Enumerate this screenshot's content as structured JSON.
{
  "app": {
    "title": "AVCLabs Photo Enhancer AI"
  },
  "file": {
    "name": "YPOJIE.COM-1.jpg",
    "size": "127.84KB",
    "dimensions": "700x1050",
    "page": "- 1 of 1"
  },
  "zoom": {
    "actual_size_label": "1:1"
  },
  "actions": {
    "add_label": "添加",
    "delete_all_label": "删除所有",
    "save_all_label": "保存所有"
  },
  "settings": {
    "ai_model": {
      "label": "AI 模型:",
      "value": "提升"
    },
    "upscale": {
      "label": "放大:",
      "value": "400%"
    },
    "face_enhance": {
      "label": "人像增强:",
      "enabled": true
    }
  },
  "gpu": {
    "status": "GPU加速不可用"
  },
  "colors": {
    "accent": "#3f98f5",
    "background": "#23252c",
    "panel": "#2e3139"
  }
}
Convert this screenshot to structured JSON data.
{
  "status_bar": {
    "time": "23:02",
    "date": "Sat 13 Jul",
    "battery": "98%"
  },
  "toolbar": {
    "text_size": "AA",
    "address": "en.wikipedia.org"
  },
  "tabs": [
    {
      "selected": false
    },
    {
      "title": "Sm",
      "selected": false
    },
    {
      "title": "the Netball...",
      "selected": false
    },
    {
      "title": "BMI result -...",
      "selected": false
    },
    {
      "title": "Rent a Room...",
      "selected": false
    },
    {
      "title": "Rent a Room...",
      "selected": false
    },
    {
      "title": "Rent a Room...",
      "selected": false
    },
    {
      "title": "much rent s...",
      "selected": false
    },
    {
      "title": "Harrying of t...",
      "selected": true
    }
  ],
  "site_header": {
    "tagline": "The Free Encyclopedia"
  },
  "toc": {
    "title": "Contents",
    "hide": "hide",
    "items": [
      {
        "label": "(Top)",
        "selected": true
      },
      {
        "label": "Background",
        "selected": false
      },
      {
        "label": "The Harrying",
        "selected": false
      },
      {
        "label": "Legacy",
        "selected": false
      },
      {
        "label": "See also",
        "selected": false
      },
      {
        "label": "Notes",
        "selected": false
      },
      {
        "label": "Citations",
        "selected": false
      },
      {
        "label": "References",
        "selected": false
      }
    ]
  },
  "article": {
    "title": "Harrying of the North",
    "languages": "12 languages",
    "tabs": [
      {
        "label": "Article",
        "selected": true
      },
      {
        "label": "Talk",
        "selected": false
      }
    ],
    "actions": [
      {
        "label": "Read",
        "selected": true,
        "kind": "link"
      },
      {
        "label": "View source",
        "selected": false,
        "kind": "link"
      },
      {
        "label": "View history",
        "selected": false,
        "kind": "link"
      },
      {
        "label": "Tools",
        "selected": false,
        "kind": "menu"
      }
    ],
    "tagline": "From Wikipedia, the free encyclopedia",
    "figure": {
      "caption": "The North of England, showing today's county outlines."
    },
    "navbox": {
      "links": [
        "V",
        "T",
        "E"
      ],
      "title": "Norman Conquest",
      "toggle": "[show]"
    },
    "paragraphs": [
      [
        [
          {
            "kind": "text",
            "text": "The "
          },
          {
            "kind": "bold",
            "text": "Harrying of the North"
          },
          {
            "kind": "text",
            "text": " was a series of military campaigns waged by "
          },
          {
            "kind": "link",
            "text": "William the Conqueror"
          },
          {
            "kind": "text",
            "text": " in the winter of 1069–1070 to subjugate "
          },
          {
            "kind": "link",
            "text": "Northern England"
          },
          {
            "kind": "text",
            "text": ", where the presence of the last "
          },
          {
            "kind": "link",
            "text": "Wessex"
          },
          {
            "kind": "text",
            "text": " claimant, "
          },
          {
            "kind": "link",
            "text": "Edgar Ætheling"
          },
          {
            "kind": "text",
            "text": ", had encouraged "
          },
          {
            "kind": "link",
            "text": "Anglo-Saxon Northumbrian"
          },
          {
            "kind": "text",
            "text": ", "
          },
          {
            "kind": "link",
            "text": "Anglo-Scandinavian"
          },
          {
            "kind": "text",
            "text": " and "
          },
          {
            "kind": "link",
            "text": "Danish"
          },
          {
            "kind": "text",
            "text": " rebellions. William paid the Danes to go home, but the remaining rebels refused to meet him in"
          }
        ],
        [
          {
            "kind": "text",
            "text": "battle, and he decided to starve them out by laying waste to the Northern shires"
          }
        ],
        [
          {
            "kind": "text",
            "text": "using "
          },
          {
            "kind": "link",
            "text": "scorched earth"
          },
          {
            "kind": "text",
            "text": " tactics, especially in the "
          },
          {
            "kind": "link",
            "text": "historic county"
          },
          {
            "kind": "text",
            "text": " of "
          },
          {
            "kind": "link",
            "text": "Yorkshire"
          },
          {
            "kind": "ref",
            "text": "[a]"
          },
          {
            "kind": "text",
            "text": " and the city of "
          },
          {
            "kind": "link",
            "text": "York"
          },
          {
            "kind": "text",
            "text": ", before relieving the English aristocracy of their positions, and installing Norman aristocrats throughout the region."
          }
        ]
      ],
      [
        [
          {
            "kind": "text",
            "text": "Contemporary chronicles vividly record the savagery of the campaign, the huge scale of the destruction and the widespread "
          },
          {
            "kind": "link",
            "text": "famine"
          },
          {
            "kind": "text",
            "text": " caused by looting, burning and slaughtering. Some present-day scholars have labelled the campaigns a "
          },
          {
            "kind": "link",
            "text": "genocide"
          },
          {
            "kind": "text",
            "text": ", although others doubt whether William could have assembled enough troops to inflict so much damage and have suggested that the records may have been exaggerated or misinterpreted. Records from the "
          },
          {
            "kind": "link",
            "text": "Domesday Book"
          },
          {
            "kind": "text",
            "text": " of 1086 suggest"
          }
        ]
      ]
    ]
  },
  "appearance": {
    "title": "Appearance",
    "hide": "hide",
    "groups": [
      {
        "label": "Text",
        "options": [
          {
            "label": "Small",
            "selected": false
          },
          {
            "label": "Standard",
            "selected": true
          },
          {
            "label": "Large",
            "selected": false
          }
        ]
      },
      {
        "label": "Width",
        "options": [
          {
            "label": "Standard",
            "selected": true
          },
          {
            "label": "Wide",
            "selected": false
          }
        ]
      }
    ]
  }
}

**********

§ What is needed: Copy all the entries verbatim.

§ Expected answer:
Enumerate this screenshot's content as structured JSON.
{
  "app": {
    "title": "AVCLabs Photo Enhancer AI"
  },
  "file": {
    "name": "YPOJIE.COM-1.jpg",
    "size": "127.84KB",
    "dimensions": "700x1050",
    "page": "- 1 of 1"
  },
  "zoom": {
    "actual_size_label": "1:1"
  },
  "actions": {
    "add_label": "添加",
    "delete_all_label": "删除所有",
    "save_all_label": "保存所有"
  },
  "settings": {
    "ai_model": {
      "label": "AI 模型:",
      "value": "提升"
    },
    "upscale": {
      "label": "放大:",
      "value": "400%"
    },
    "face_enhance": {
      "label": "人像增强:",
      "enabled": true
    }
  },
  "gpu": {
    "status": "GPU加速不可用"
  },
  "colors": {
    "accent": "#3f98f5",
    "background": "#23252c",
    "panel": "#2e3139"
  }
}
Convert this screenshot to structured JSON data.
{
  "status_bar": {
    "time": "23:02",
    "date": "Sat 13 Jul",
    "battery": "98%"
  },
  "toolbar": {
    "text_size": "AA",
    "address": "en.wikipedia.org"
  },
  "tabs": [
    {
      "selected": false
    },
    {
      "title": "Sm",
      "selected": false
    },
    {
      "title": "the Netball...",
      "selected": false
    },
    {
      "title": "BMI result -...",
      "selected": false
    },
    {
      "title": "Rent a Room...",
      "selected": false
    },
    {
      "title": "Rent a Room...",
      "selected": false
    },
    {
      "title": "Rent a Room...",
      "selected": false
    },
    {
      "title": "much rent s...",
      "selected": false
    },
    {
      "title": "Harrying of t...",
      "selected": true
    }
  ],
  "site_header": {
    "tagline": "The Free Encyclopedia"
  },
  "toc": {
    "title": "Contents",
    "hide": "hide",
    "items": [
      {
        "label": "(Top)",
        "selected": true
      },
      {
        "label": "Background",
        "selected": false
      },
      {
        "label": "The Harrying",
        "selected": false
      },
      {
        "label": "Legacy",
        "selected": false
      },
      {
        "label": "See also",
        "selected": false
      },
      {
        "label": "Notes",
        "selected": false
      },
      {
        "label": "Citations",
        "selected": false
      },
      {
        "label": "References",
        "selected": false
      }
    ]
  },
  "article": {
    "title": "Harrying of the North",
    "languages": "12 languages",
    "tabs": [
      {
        "label": "Article",
        "selected": true
      },
      {
        "label": "Talk",
        "selected": false
      }
    ],
    "actions": [
      {
        "label": "Read",
        "selected": true,
        "kind": "link"
      },
      {
        "label": "View source",
        "selected": false,
        "kind": "link"
      },
      {
        "label": "View history",
        "selected": false,
        "kind": "link"
      },
      {
        "label": "Tools",
        "selected": false,
        "kind": "menu"
      }
    ],
    "tagline": "From Wikipedia, the free encyclopedia",
    "figure": {
      "caption": "The North of England, showing today's county outlines."
    },
    "navbox": {
      "links": [
        "V",
        "T",
        "E"
      ],
      "title": "Norman Conquest",
      "toggle": "[show]"
    },
    "paragraphs": [
      [
        [
          {
            "kind": "text",
            "text": "The "
          },
          {
            "kind": "bold",
            "text": "Harrying of the North"
          },
          {
            "kind": "text",
            "text": " was a series of military campaigns waged by "
          },
          {
            "kind": "link",
            "text": "William the Conqueror"
          },
          {
            "kind": "text",
            "text": " in the winter of 1069–1070 to subjugate "
          },
          {
            "kind": "link",
            "text": "Northern England"
          },
          {
            "kind": "text",
            "text": ", where the presence of the last "
          },
          {
            "kind": "link",
            "text": "Wessex"
          },
          {
            "kind": "text",
            "text": " claimant, "
          },
          {
            "kind": "link",
            "text": "Edgar Ætheling"
          },
          {
            "kind": "text",
            "text": ", had encouraged "
          },
          {
            "kind": "link",
            "text": "Anglo-Saxon Northumbrian"
          },
          {
            "kind": "text",
            "text": ", "
          },
          {
            "kind": "link",
            "text": "Anglo-Scandinavian"
          },
          {
            "kind": "text",
            "text": " and "
          },
          {
            "kind": "link",
            "text": "Danish"
          },
          {
            "kind": "text",
            "text": " rebellions. William paid the Danes to go home, but the remaining rebels refused to meet him in"
          }
        ],
        [
          {
            "kind": "text",
            "text": "battle, and he decided to starve them out by laying waste to the Northern shires"
          }
        ],
        [
          {
            "kind": "text",
            "text": "using "
          },
          {
            "kind": "link",
            "text": "scorched earth"
          },
          {
            "kind": "text",
            "text": " tactics, especially in the "
          },
          {
            "kind": "link",
            "text": "historic county"
          },
          {
            "kind": "text",
            "text": " of "
          },
          {
            "kind": "link",
            "text": "Yorkshire"
          },
          {
            "kind": "ref",
            "text": "[a]"
          },
          {
            "kind": "text",
            "text": " and the city of "
          },
          {
            "kind": "link",
            "text": "York"
          },
          {
            "kind": "text",
            "text": ", before relieving the English aristocracy of their positions, and installing Norman aristocrats throughout the region."
          }
        ]
      ],
      [
        [
          {
            "kind": "text",
            "text": "Contemporary chronicles vividly record the savagery of the campaign, the huge scale of the destruction and the widespread "
          },
          {
            "kind": "link",
            "text": "famine"
          },
          {
            "kind": "text",
            "text": " caused by looting, burning and slaughtering. Some present-day scholars have labelled the campaigns a "
          },
          {
            "kind": "link",
            "text": "genocide"
          },
          {
            "kind": "text",
            "text": ", although others doubt whether William could have assembled enough troops to inflict so much damage and have suggested that the records may have been exaggerated or misinterpreted. Records from the "
          },
          {
            "kind": "link",
            "text": "Domesday Book"
          },
          {
            "kind": "text",
            "text": " of 1086 suggest"
          }
        ]
      ]
    ]
  },
  "appearance": {
    "title": "Appearance",
    "hide": "hide",
    "groups": [
      {
        "label": "Text",
        "options": [
          {
            "label": "Small",
            "selected": false
          },
          {
            "label": "Standard",
            "selected": true
          },
          {
            "label": "Large",
            "selected": false
          }
        ]
      },
      {
        "label": "Width",
        "options": [
          {
            "label": "Standard",
            "selected": true
          },
          {
            "label": "Wide",
            "selected": false
          }
        ]
      }
    ]
  }
}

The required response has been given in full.